◆ Task requirements ◆
Give back the whole listing exactly as shown.
★ ★ ★
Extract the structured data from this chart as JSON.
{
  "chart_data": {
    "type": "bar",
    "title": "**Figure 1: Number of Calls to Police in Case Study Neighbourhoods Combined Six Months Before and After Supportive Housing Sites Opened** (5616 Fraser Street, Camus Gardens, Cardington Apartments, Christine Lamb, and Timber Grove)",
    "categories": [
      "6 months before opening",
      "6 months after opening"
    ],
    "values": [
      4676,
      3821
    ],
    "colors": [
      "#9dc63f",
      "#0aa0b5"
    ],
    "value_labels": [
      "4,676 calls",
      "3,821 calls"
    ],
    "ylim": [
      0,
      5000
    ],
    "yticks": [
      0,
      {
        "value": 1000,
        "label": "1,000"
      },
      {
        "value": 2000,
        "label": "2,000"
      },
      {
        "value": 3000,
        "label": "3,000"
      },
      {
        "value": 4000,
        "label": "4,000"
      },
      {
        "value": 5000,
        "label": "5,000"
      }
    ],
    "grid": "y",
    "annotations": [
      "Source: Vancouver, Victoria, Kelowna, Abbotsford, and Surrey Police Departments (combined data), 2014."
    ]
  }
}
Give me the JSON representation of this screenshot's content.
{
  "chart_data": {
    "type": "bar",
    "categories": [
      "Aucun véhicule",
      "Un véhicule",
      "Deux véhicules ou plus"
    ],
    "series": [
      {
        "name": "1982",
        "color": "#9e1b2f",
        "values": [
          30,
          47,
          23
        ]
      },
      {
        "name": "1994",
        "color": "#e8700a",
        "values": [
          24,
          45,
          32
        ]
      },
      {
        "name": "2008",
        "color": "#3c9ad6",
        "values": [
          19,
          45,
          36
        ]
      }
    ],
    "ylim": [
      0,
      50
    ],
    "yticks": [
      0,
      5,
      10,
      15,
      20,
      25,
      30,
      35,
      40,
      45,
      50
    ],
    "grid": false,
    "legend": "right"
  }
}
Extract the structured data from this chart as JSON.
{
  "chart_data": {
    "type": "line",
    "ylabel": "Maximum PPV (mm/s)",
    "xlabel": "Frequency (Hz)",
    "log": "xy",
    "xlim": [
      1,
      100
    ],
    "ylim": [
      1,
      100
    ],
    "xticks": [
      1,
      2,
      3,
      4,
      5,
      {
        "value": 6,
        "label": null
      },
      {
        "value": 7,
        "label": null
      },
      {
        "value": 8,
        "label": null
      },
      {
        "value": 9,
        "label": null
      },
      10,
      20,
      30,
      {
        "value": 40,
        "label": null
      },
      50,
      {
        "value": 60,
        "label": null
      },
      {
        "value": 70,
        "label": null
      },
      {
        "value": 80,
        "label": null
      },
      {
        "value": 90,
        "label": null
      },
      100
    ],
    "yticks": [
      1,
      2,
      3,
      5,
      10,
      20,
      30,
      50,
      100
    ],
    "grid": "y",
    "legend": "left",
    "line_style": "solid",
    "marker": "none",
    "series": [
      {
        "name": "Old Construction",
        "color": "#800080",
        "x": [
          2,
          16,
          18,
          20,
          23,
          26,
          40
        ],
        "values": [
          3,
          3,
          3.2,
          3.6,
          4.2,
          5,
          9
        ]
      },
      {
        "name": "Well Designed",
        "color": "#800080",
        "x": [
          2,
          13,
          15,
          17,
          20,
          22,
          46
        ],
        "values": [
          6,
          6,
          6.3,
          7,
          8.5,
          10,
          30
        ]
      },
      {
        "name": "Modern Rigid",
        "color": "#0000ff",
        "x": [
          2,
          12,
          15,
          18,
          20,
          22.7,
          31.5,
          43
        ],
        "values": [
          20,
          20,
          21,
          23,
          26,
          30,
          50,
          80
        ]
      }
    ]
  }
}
★ ★ ★
◆ The reply ◆
Extract the structured data from this chart as JSON.
{
  "chart_data": {
    "type": "bar",
    "title": "**Figure 1: Number of Calls to Police in Case Study Neighbourhoods Combined Six Months Before and After Supportive Housing Sites Opened** (5616 Fraser Street, Camus Gardens, Cardington Apartments, Christine Lamb, and Timber Grove)",
    "categories": [
      "6 months before opening",
      "6 months after opening"
    ],
    "values": [
      4676,
      3821
    ],
    "colors": [
      "#9dc63f",
      "#0aa0b5"
    ],
    "value_labels": [
      "4,676 calls",
      "3,821 calls"
    ],
    "ylim": [
      0,
      5000
    ],
    "yticks": [
      0,
      {
        "value": 1000,
        "label": "1,000"
      },
      {
        "value": 2000,
        "label": "2,000"
      },
      {
        "value": 3000,
        "label": "3,000"
      },
      {
        "value": 4000,
        "label": "4,000"
      },
      {
        "value": 5000,
        "label": "5,000"
      }
    ],
    "grid": "y",
    "annotations": [
      "Source: Vancouver, Victoria, Kelowna, Abbotsford, and Surrey Police Departments (combined data), 2014."
    ]
  }
}
Give me the JSON representation of this screenshot's content.
{
  "chart_data": {
    "type": "bar",
    "categories": [
      "Aucun véhicule",
      "Un véhicule",
      "Deux véhicules ou plus"
    ],
    "series": [
      {
        "name": "1982",
        "color": "#9e1b2f",
        "values": [
          30,
          47,
          23
        ]
      },
      {
        "name": "1994",
        "color": "#e8700a",
        "values": [
          24,
          45,
          32
        ]
      },
      {
        "name": "2008",
        "color": "#3c9ad6",
        "values": [
          19,
          45,
          36
        ]
      }
    ],
    "ylim": [
      0,
      50
    ],
    "yticks": [
      0,
      5,
      10,
      15,
      20,
      25,
      30,
      35,
      40,
      45,
      50
    ],
    "grid": false,
    "legend": "right"
  }
}
Extract the structured data from this chart as JSON.
{
  "chart_data": {
    "type": "line",
    "ylabel": "Maximum PPV (mm/s)",
    "xlabel": "Frequency (Hz)",
    "log": "xy",
    "xlim": [
      1,
      100
    ],
    "ylim": [
      1,
      100
    ],
    "xticks": [
      1,
      2,
      3,
      4,
      5,
      {
        "value": 6,
        "label": null
      },
      {
        "value": 7,
        "label": null
      },
      {
        "value": 8,
        "label": null
      },
      {
        "value": 9,
        "label": null
      },
      10,
      20,
      30,
      {
        "value": 40,
        "label": null
      },
      50,
      {
        "value": 60,
        "label": null
      },
      {
        "value": 70,
        "label": null
      },
      {
        "value": 80,
        "label": null
      },
      {
        "value": 90,
        "label": null
      },
      100
    ],
    "yticks": [
      1,
      2,
      3,
      5,
      10,
      20,
      30,
      50,
      100
    ],
    "grid": "y",
    "legend": "left",
    "line_style": "solid",
    "marker": "none",
    "series": [
      {
        "name": "Old Construction",
        "color": "#800080",
        "x": [
          2,
          16,
          18,
          20,
          23,
          26,
          40
        ],
        "values": [
          3,
          3,
          3.2,
          3.6,
          4.2,
          5,
          9
        ]
      },
      {
        "name": "Well Designed",
        "color": "#800080",
        "x": [
          2,
          13,
          15,
          17,
          20,
          22,
          46
        ],
        "values": [
          6,
          6,
          6.3,
          7,
          8.5,
          10,
          30
        ]
      },
      {
        "name": "Modern Rigid",
        "color": "#0000ff",
        "x": [
          2,
          12,
          15,
          18,
          20,
          22.7,
          31.5,
          43
        ],
        "values": [
          20,
          20,
          21,
          23,
          26,
          30,
          50,
          80
        ]
      }
    ]
  }
}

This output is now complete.